EXERCISE PROMPT » Word for word, copy all the data and drop the pictures.

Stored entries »
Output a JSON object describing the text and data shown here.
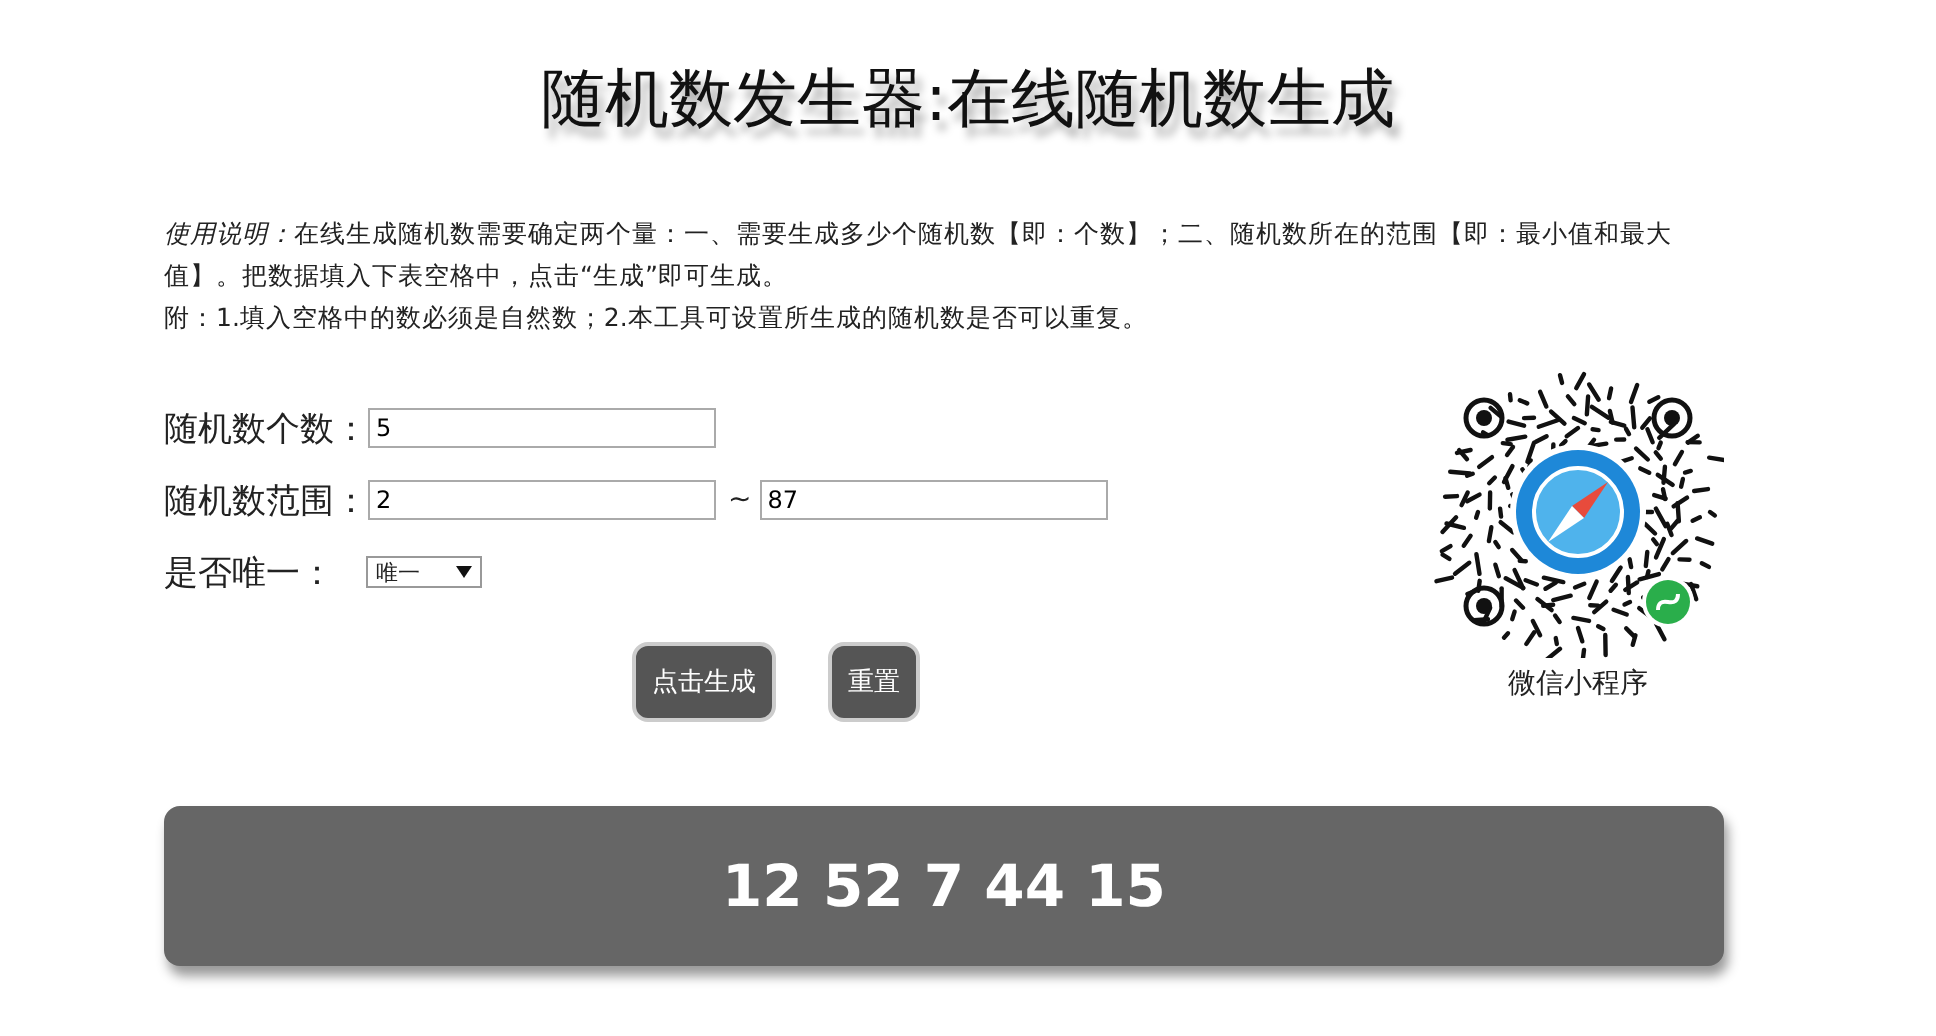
{
  "title": "随机数发生器:在线随机数生成",
  "instructions_lead": "使用说明：",
  "instructions": [
    "在线生成随机数需要确定两个量：一、需要生成多少个随机数【即：个数】；二、随机数所在的范围【即：最小值和最大值】。把数据填入下表空格中，点击“生成”即可生成。",
    "附：1.填入空格中的数必须是自然数；2.本工具可设置所生成的随机数是否可以重复。"
  ],
  "count": {
    "label": "随机数个数：",
    "value": "5"
  },
  "range": {
    "label": "随机数范围：",
    "min": "2",
    "separator": "~",
    "max": "87"
  },
  "unique": {
    "label": "是否唯一：",
    "value": "唯一"
  },
  "buttons": [
    "点击生成",
    "重置"
  ],
  "qr": {
    "caption": "微信小程序"
  },
  "result": "12 52 7 44 15"
}
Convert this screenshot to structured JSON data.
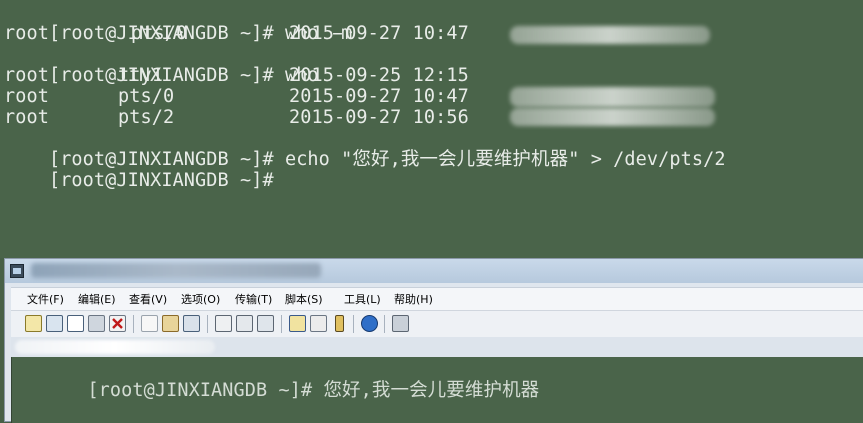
{
  "terminal_top": {
    "line1": {
      "prompt": "[root@JINXIANGDB ~]# ",
      "command": "who -m"
    },
    "line2": {
      "user": "root",
      "tty": "pts/0",
      "time": "2015-09-27 10:47"
    },
    "line3": {
      "prompt": "[root@JINXIANGDB ~]# ",
      "command": "who"
    },
    "line4": {
      "user": "root",
      "tty": "tty1",
      "time": "2015-09-25 12:15"
    },
    "line5": {
      "user": "root",
      "tty": "pts/0",
      "time": "2015-09-27 10:47"
    },
    "line6": {
      "user": "root",
      "tty": "pts/2",
      "time": "2015-09-27 10:56"
    },
    "line7": {
      "prompt": "[root@JINXIANGDB ~]# ",
      "command": "echo \"您好,我一会儿要维护机器\" > /dev/pts/2"
    },
    "line8": {
      "prompt": "[root@JINXIANGDB ~]#"
    }
  },
  "window": {
    "menu": [
      "文件(F)",
      "编辑(E)",
      "查看(V)",
      "选项(O)",
      "传输(T)",
      "脚本(S)",
      "工具(L)",
      "帮助(H)"
    ],
    "toolbar_icons": [
      "connect-icon",
      "quick-connect-icon",
      "connect-tab-icon",
      "reconnect-icon",
      "disconnect-icon",
      "copy-icon",
      "paste-icon",
      "find-icon",
      "print-setup-icon",
      "print-icon",
      "print-screen-icon",
      "session-options-icon",
      "global-options-icon",
      "keymap-icon",
      "help-icon",
      "sftp-icon"
    ]
  },
  "terminal_bottom": {
    "prompt": "[root@JINXIANGDB ~]# ",
    "message": "您好,我一会儿要维护机器"
  },
  "colors": {
    "terminal_bg": "#4a644a",
    "terminal_fg": "#e8ece8",
    "window_chrome": "#dfe6ee"
  }
}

RESPONSE TO THE TASK »
Output a JSON object describing the text and data shown here.
{
  "title": "随机数发生器:在线随机数生成",
  "instructions_lead": "使用说明：",
  "instructions": [
    "在线生成随机数需要确定两个量：一、需要生成多少个随机数【即：个数】；二、随机数所在的范围【即：最小值和最大值】。把数据填入下表空格中，点击“生成”即可生成。",
    "附：1.填入空格中的数必须是自然数；2.本工具可设置所生成的随机数是否可以重复。"
  ],
  "count": {
    "label": "随机数个数：",
    "value": "5"
  },
  "range": {
    "label": "随机数范围：",
    "min": "2",
    "separator": "~",
    "max": "87"
  },
  "unique": {
    "label": "是否唯一：",
    "value": "唯一"
  },
  "buttons": [
    "点击生成",
    "重置"
  ],
  "qr": {
    "caption": "微信小程序"
  },
  "result": "12 52 7 44 15"
}
Convert this screenshot to structured JSON data.
{
  "terminal_top": {
    "line1": {
      "prompt": "[root@JINXIANGDB ~]# ",
      "command": "who -m"
    },
    "line2": {
      "user": "root",
      "tty": "pts/0",
      "time": "2015-09-27 10:47"
    },
    "line3": {
      "prompt": "[root@JINXIANGDB ~]# ",
      "command": "who"
    },
    "line4": {
      "user": "root",
      "tty": "tty1",
      "time": "2015-09-25 12:15"
    },
    "line5": {
      "user": "root",
      "tty": "pts/0",
      "time": "2015-09-27 10:47"
    },
    "line6": {
      "user": "root",
      "tty": "pts/2",
      "time": "2015-09-27 10:56"
    },
    "line7": {
      "prompt": "[root@JINXIANGDB ~]# ",
      "command": "echo \"您好,我一会儿要维护机器\" > /dev/pts/2"
    },
    "line8": {
      "prompt": "[root@JINXIANGDB ~]#"
    }
  },
  "window": {
    "menu": [
      "文件(F)",
      "编辑(E)",
      "查看(V)",
      "选项(O)",
      "传输(T)",
      "脚本(S)",
      "工具(L)",
      "帮助(H)"
    ],
    "toolbar_icons": [
      "connect-icon",
      "quick-connect-icon",
      "connect-tab-icon",
      "reconnect-icon",
      "disconnect-icon",
      "copy-icon",
      "paste-icon",
      "find-icon",
      "print-setup-icon",
      "print-icon",
      "print-screen-icon",
      "session-options-icon",
      "global-options-icon",
      "keymap-icon",
      "help-icon",
      "sftp-icon"
    ]
  },
  "terminal_bottom": {
    "prompt": "[root@JINXIANGDB ~]# ",
    "message": "您好,我一会儿要维护机器"
  },
  "colors": {
    "terminal_bg": "#4a644a",
    "terminal_fg": "#e8ece8",
    "window_chrome": "#dfe6ee"
  }
}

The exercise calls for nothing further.